## DATASET CONTENT
· · · ·

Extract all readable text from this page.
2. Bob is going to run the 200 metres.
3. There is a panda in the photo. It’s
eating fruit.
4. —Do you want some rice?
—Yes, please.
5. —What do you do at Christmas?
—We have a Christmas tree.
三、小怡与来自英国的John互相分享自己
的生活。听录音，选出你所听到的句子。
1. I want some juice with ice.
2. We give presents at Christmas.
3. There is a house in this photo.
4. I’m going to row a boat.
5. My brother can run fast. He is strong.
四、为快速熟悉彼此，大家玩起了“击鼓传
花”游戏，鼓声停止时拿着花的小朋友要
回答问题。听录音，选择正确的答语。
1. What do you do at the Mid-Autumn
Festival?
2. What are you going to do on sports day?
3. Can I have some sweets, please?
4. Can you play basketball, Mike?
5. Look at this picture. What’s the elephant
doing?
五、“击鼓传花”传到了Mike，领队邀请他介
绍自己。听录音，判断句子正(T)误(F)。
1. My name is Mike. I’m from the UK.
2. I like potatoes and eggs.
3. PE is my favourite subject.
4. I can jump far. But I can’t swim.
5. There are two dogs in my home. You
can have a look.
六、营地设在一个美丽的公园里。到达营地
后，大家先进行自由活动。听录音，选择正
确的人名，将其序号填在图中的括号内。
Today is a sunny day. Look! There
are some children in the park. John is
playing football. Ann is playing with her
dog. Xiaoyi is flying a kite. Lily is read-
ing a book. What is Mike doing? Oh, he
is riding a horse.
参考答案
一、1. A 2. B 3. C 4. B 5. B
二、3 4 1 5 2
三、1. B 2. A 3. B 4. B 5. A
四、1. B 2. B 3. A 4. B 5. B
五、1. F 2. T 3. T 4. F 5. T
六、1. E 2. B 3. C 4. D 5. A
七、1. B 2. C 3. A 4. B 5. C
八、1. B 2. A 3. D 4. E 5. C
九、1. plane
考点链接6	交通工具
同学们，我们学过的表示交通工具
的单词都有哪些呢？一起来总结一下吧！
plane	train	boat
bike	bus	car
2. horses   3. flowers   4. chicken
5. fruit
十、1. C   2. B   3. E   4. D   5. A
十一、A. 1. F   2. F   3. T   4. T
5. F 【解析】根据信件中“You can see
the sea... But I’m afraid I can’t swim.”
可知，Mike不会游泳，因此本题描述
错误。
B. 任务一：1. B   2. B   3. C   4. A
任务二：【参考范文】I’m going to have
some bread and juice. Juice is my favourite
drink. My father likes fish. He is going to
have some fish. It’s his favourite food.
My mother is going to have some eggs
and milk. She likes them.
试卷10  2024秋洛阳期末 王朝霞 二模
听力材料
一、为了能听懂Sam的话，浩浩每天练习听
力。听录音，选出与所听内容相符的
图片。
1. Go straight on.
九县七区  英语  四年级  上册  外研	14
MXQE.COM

· · · ·

## AIM OF THE TASK
Check each line above for the word "eggs", and copy the lines where it appears.

## SOLUTION
2. I like potatoes and eggs.
My mother is going to have some eggs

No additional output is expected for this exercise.